Records shown —
──────────
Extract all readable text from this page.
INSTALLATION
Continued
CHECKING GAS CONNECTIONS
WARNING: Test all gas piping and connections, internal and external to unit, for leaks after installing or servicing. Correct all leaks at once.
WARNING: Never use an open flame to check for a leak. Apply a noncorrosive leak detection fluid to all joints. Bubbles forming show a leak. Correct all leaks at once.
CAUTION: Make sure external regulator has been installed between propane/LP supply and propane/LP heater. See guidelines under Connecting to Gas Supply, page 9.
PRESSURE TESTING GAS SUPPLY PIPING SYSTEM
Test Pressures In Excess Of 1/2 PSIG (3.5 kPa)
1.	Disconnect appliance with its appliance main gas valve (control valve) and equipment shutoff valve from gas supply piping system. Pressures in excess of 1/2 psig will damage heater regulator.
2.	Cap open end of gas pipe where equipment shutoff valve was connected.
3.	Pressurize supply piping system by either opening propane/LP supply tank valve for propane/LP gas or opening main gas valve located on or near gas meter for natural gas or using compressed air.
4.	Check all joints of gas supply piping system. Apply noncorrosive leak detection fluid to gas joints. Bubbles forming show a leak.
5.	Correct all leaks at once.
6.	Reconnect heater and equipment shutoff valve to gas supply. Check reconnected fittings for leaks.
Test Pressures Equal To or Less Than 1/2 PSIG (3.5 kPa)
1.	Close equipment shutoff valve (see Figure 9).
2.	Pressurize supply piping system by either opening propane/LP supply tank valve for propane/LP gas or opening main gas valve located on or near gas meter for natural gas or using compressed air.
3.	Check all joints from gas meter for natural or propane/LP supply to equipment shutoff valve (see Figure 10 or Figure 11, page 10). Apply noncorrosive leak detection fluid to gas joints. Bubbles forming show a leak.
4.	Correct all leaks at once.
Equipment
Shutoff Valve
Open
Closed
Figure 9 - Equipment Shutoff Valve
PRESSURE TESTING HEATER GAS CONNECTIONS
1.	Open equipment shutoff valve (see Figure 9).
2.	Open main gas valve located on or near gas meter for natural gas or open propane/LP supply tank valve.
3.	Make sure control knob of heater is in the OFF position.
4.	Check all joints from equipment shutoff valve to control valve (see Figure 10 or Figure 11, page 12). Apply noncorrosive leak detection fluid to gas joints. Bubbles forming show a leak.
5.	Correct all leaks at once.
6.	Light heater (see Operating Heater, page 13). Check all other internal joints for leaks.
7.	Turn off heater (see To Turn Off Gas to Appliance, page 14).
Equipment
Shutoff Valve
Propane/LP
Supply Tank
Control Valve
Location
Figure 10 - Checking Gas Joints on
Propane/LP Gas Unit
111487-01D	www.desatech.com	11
──────────
Stated task —
Every entry must be quoted exactly as it appears above.

Reply —
Extract all readable text from this page.
INSTALLATION
Continued
CHECKING GAS CONNECTIONS
WARNING: Test all gas piping and connections, internal and external to unit, for leaks after installing or servicing. Correct all leaks at once.
WARNING: Never use an open flame to check for a leak. Apply a noncorrosive leak detection fluid to all joints. Bubbles forming show a leak. Correct all leaks at once.
CAUTION: Make sure external regulator has been installed between propane/LP supply and propane/LP heater. See guidelines under Connecting to Gas Supply, page 9.
PRESSURE TESTING GAS SUPPLY PIPING SYSTEM
Test Pressures In Excess Of 1/2 PSIG (3.5 kPa)
1.	Disconnect appliance with its appliance main gas valve (control valve) and equipment shutoff valve from gas supply piping system. Pressures in excess of 1/2 psig will damage heater regulator.
2.	Cap open end of gas pipe where equipment shutoff valve was connected.
3.	Pressurize supply piping system by either opening propane/LP supply tank valve for propane/LP gas or opening main gas valve located on or near gas meter for natural gas or using compressed air.
4.	Check all joints of gas supply piping system. Apply noncorrosive leak detection fluid to gas joints. Bubbles forming show a leak.
5.	Correct all leaks at once.
6.	Reconnect heater and equipment shutoff valve to gas supply. Check reconnected fittings for leaks.
Test Pressures Equal To or Less Than 1/2 PSIG (3.5 kPa)
1.	Close equipment shutoff valve (see Figure 9).
2.	Pressurize supply piping system by either opening propane/LP supply tank valve for propane/LP gas or opening main gas valve located on or near gas meter for natural gas or using compressed air.
3.	Check all joints from gas meter for natural or propane/LP supply to equipment shutoff valve (see Figure 10 or Figure 11, page 10). Apply noncorrosive leak detection fluid to gas joints. Bubbles forming show a leak.
4.	Correct all leaks at once.
Equipment
Shutoff Valve
Open
Closed
Figure 9 - Equipment Shutoff Valve
PRESSURE TESTING HEATER GAS CONNECTIONS
1.	Open equipment shutoff valve (see Figure 9).
2.	Open main gas valve located on or near gas meter for natural gas or open propane/LP supply tank valve.
3.	Make sure control knob of heater is in the OFF position.
4.	Check all joints from equipment shutoff valve to control valve (see Figure 10 or Figure 11, page 12). Apply noncorrosive leak detection fluid to gas joints. Bubbles forming show a leak.
5.	Correct all leaks at once.
6.	Light heater (see Operating Heater, page 13). Check all other internal joints for leaks.
7.	Turn off heater (see To Turn Off Gas to Appliance, page 14).
Equipment
Shutoff Valve
Propane/LP
Supply Tank
Control Valve
Location
Figure 10 - Checking Gas Joints on
Propane/LP Gas Unit
111487-01D	www.desatech.com	11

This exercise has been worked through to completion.